__PROBLEM DESCRIPTION__:
Output the full listing below exactly as it reads, and skip anything that is a picture.

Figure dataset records
++++++++++++++++++++

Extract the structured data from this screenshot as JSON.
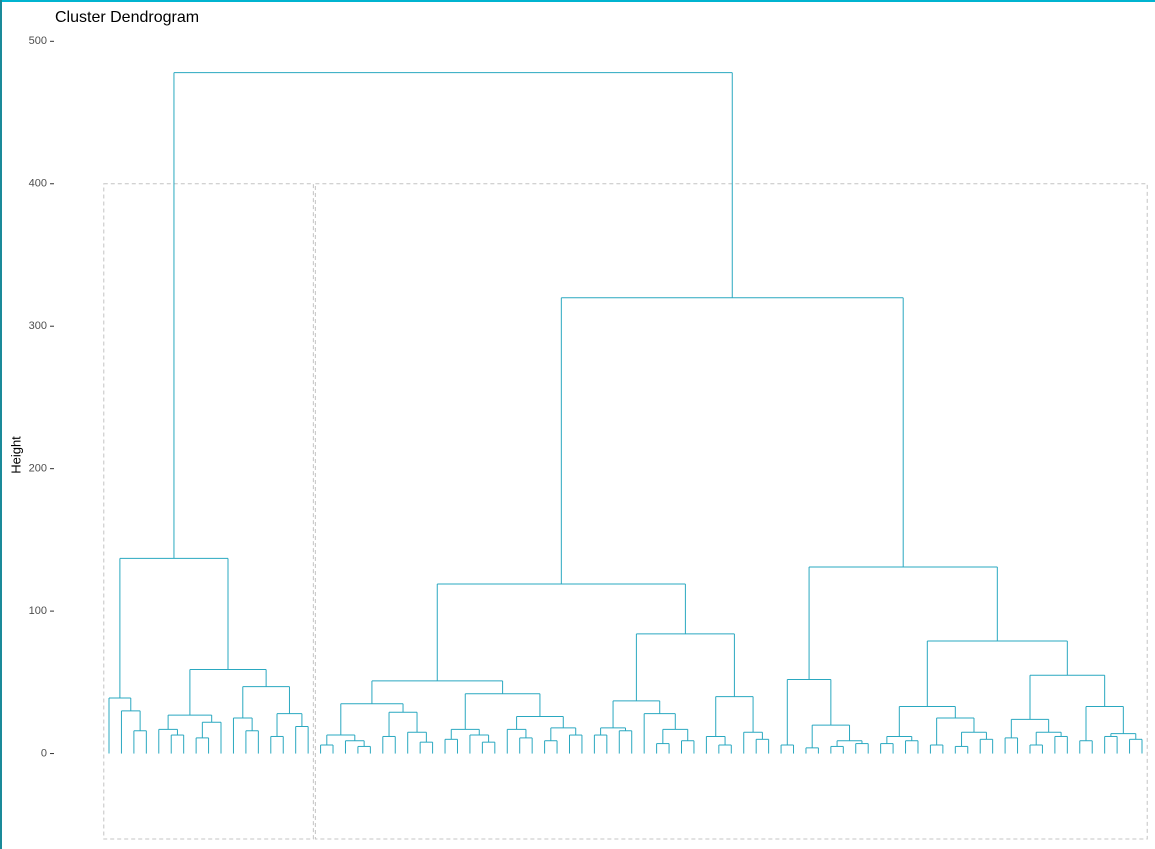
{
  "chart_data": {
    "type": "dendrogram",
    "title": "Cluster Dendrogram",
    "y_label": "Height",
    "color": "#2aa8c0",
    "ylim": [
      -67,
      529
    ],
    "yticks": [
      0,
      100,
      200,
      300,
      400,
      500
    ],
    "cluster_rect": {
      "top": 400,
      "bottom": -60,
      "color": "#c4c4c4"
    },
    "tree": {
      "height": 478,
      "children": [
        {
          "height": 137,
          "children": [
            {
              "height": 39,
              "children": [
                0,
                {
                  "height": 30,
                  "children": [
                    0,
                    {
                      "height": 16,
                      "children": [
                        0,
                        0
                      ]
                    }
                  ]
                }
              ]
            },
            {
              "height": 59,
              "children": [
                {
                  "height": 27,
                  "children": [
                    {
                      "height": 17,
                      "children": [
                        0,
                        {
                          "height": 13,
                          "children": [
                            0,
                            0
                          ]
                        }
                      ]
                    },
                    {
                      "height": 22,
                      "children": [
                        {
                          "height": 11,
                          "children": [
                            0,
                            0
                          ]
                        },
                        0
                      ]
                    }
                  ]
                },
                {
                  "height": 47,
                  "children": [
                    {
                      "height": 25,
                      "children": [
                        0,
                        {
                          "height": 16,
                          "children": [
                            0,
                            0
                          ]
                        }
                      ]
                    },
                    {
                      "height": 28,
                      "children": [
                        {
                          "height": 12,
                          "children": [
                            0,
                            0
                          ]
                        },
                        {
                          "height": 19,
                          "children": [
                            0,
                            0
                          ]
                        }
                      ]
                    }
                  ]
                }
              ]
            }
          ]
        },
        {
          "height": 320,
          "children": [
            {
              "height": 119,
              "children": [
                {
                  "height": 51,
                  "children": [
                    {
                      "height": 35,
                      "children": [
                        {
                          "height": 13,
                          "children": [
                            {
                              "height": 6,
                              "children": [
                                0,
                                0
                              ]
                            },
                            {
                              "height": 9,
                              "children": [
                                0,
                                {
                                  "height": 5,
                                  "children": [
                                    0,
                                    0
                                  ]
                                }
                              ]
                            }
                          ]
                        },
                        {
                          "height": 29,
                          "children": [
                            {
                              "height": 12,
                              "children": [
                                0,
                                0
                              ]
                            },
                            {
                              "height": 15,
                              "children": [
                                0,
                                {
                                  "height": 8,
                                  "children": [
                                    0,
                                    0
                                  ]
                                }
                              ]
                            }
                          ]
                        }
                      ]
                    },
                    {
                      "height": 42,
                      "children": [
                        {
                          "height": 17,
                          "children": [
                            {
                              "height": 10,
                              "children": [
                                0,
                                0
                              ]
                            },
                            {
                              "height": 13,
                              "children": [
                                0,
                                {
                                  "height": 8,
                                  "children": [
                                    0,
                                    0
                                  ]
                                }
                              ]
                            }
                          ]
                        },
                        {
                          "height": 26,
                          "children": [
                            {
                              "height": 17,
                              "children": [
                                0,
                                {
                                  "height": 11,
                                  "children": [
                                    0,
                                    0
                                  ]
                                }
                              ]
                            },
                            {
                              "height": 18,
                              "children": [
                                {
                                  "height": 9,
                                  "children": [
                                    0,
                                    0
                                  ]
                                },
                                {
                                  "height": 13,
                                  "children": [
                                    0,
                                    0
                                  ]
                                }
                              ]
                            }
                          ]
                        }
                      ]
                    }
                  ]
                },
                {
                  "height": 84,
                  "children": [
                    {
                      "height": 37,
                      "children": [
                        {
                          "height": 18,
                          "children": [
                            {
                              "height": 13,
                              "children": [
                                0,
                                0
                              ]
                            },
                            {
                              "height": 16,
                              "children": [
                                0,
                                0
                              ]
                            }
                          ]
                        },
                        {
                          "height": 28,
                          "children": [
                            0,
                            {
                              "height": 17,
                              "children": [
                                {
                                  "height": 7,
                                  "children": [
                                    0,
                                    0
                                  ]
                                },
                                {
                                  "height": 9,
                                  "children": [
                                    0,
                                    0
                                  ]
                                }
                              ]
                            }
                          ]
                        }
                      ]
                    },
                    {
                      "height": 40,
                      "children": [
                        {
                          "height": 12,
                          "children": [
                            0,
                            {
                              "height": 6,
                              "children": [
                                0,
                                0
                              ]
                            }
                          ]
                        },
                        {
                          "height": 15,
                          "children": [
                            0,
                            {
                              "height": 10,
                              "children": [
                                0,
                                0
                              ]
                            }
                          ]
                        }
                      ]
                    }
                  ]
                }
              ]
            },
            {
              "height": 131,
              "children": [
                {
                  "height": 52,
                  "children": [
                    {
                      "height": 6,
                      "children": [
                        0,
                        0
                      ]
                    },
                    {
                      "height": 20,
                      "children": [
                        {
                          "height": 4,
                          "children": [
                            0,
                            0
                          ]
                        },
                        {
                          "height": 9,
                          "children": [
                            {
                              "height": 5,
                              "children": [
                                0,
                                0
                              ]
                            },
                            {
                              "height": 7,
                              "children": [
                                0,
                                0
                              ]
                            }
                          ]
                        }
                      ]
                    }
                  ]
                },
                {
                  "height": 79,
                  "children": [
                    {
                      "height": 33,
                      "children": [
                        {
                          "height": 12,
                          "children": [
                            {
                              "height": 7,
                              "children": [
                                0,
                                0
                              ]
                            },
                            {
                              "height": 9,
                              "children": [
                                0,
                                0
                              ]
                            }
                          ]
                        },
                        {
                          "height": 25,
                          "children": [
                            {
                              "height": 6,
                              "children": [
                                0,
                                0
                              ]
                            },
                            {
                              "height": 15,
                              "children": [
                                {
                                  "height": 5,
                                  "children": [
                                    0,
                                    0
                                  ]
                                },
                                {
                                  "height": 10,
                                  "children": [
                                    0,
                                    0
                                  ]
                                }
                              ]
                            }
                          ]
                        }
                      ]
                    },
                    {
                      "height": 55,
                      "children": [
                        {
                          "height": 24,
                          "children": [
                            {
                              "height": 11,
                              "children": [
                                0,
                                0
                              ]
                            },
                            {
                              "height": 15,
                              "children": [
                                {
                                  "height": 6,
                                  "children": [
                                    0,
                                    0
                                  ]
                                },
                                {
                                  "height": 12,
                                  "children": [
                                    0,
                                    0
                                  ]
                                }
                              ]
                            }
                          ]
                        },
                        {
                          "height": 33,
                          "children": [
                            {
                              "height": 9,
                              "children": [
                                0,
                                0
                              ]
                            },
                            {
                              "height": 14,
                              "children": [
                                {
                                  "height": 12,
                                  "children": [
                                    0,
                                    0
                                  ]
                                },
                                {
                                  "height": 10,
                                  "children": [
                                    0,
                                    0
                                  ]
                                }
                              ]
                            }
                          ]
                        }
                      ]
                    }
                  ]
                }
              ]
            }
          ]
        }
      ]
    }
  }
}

++++++++++++++++++++

__TASK SOLUTION__:
Extract the structured data from this screenshot as JSON.
{
  "chart_data": {
    "type": "dendrogram",
    "title": "Cluster Dendrogram",
    "y_label": "Height",
    "color": "#2aa8c0",
    "ylim": [
      -67,
      529
    ],
    "yticks": [
      0,
      100,
      200,
      300,
      400,
      500
    ],
    "cluster_rect": {
      "top": 400,
      "bottom": -60,
      "color": "#c4c4c4"
    },
    "tree": {
      "height": 478,
      "children": [
        {
          "height": 137,
          "children": [
            {
              "height": 39,
              "children": [
                0,
                {
                  "height": 30,
                  "children": [
                    0,
                    {
                      "height": 16,
                      "children": [
                        0,
                        0
                      ]
                    }
                  ]
                }
              ]
            },
            {
              "height": 59,
              "children": [
                {
                  "height": 27,
                  "children": [
                    {
                      "height": 17,
                      "children": [
                        0,
                        {
                          "height": 13,
                          "children": [
                            0,
                            0
                          ]
                        }
                      ]
                    },
                    {
                      "height": 22,
                      "children": [
                        {
                          "height": 11,
                          "children": [
                            0,
                            0
                          ]
                        },
                        0
                      ]
                    }
                  ]
                },
                {
                  "height": 47,
                  "children": [
                    {
                      "height": 25,
                      "children": [
                        0,
                        {
                          "height": 16,
                          "children": [
                            0,
                            0
                          ]
                        }
                      ]
                    },
                    {
                      "height": 28,
                      "children": [
                        {
                          "height": 12,
                          "children": [
                            0,
                            0
                          ]
                        },
                        {
                          "height": 19,
                          "children": [
                            0,
                            0
                          ]
                        }
                      ]
                    }
                  ]
                }
              ]
            }
          ]
        },
        {
          "height": 320,
          "children": [
            {
              "height": 119,
              "children": [
                {
                  "height": 51,
                  "children": [
                    {
                      "height": 35,
                      "children": [
                        {
                          "height": 13,
                          "children": [
                            {
                              "height": 6,
                              "children": [
                                0,
                                0
                              ]
                            },
                            {
                              "height": 9,
                              "children": [
                                0,
                                {
                                  "height": 5,
                                  "children": [
                                    0,
                                    0
                                  ]
                                }
                              ]
                            }
                          ]
                        },
                        {
                          "height": 29,
                          "children": [
                            {
                              "height": 12,
                              "children": [
                                0,
                                0
                              ]
                            },
                            {
                              "height": 15,
                              "children": [
                                0,
                                {
                                  "height": 8,
                                  "children": [
                                    0,
                                    0
                                  ]
                                }
                              ]
                            }
                          ]
                        }
                      ]
                    },
                    {
                      "height": 42,
                      "children": [
                        {
                          "height": 17,
                          "children": [
                            {
                              "height": 10,
                              "children": [
                                0,
                                0
                              ]
                            },
                            {
                              "height": 13,
                              "children": [
                                0,
                                {
                                  "height": 8,
                                  "children": [
                                    0,
                                    0
                                  ]
                                }
                              ]
                            }
                          ]
                        },
                        {
                          "height": 26,
                          "children": [
                            {
                              "height": 17,
                              "children": [
                                0,
                                {
                                  "height": 11,
                                  "children": [
                                    0,
                                    0
                                  ]
                                }
                              ]
                            },
                            {
                              "height": 18,
                              "children": [
                                {
                                  "height": 9,
                                  "children": [
                                    0,
                                    0
                                  ]
                                },
                                {
                                  "height": 13,
                                  "children": [
                                    0,
                                    0
                                  ]
                                }
                              ]
                            }
                          ]
                        }
                      ]
                    }
                  ]
                },
                {
                  "height": 84,
                  "children": [
                    {
                      "height": 37,
                      "children": [
                        {
                          "height": 18,
                          "children": [
                            {
                              "height": 13,
                              "children": [
                                0,
                                0
                              ]
                            },
                            {
                              "height": 16,
                              "children": [
                                0,
                                0
                              ]
                            }
                          ]
                        },
                        {
                          "height": 28,
                          "children": [
                            0,
                            {
                              "height": 17,
                              "children": [
                                {
                                  "height": 7,
                                  "children": [
                                    0,
                                    0
                                  ]
                                },
                                {
                                  "height": 9,
                                  "children": [
                                    0,
                                    0
                                  ]
                                }
                              ]
                            }
                          ]
                        }
                      ]
                    },
                    {
                      "height": 40,
                      "children": [
                        {
                          "height": 12,
                          "children": [
                            0,
                            {
                              "height": 6,
                              "children": [
                                0,
                                0
                              ]
                            }
                          ]
                        },
                        {
                          "height": 15,
                          "children": [
                            0,
                            {
                              "height": 10,
                              "children": [
                                0,
                                0
                              ]
                            }
                          ]
                        }
                      ]
                    }
                  ]
                }
              ]
            },
            {
              "height": 131,
              "children": [
                {
                  "height": 52,
                  "children": [
                    {
                      "height": 6,
                      "children": [
                        0,
                        0
                      ]
                    },
                    {
                      "height": 20,
                      "children": [
                        {
                          "height": 4,
                          "children": [
                            0,
                            0
                          ]
                        },
                        {
                          "height": 9,
                          "children": [
                            {
                              "height": 5,
                              "children": [
                                0,
                                0
                              ]
                            },
                            {
                              "height": 7,
                              "children": [
                                0,
                                0
                              ]
                            }
                          ]
                        }
                      ]
                    }
                  ]
                },
                {
                  "height": 79,
                  "children": [
                    {
                      "height": 33,
                      "children": [
                        {
                          "height": 12,
                          "children": [
                            {
                              "height": 7,
                              "children": [
                                0,
                                0
                              ]
                            },
                            {
                              "height": 9,
                              "children": [
                                0,
                                0
                              ]
                            }
                          ]
                        },
                        {
                          "height": 25,
                          "children": [
                            {
                              "height": 6,
                              "children": [
                                0,
                                0
                              ]
                            },
                            {
                              "height": 15,
                              "children": [
                                {
                                  "height": 5,
                                  "children": [
                                    0,
                                    0
                                  ]
                                },
                                {
                                  "height": 10,
                                  "children": [
                                    0,
                                    0
                                  ]
                                }
                              ]
                            }
                          ]
                        }
                      ]
                    },
                    {
                      "height": 55,
                      "children": [
                        {
                          "height": 24,
                          "children": [
                            {
                              "height": 11,
                              "children": [
                                0,
                                0
                              ]
                            },
                            {
                              "height": 15,
                              "children": [
                                {
                                  "height": 6,
                                  "children": [
                                    0,
                                    0
                                  ]
                                },
                                {
                                  "height": 12,
                                  "children": [
                                    0,
                                    0
                                  ]
                                }
                              ]
                            }
                          ]
                        },
                        {
                          "height": 33,
                          "children": [
                            {
                              "height": 9,
                              "children": [
                                0,
                                0
                              ]
                            },
                            {
                              "height": 14,
                              "children": [
                                {
                                  "height": 12,
                                  "children": [
                                    0,
                                    0
                                  ]
                                },
                                {
                                  "height": 10,
                                  "children": [
                                    0,
                                    0
                                  ]
                                }
                              ]
                            }
                          ]
                        }
                      ]
                    }
                  ]
                }
              ]
            }
          ]
        }
      ]
    }
  }
}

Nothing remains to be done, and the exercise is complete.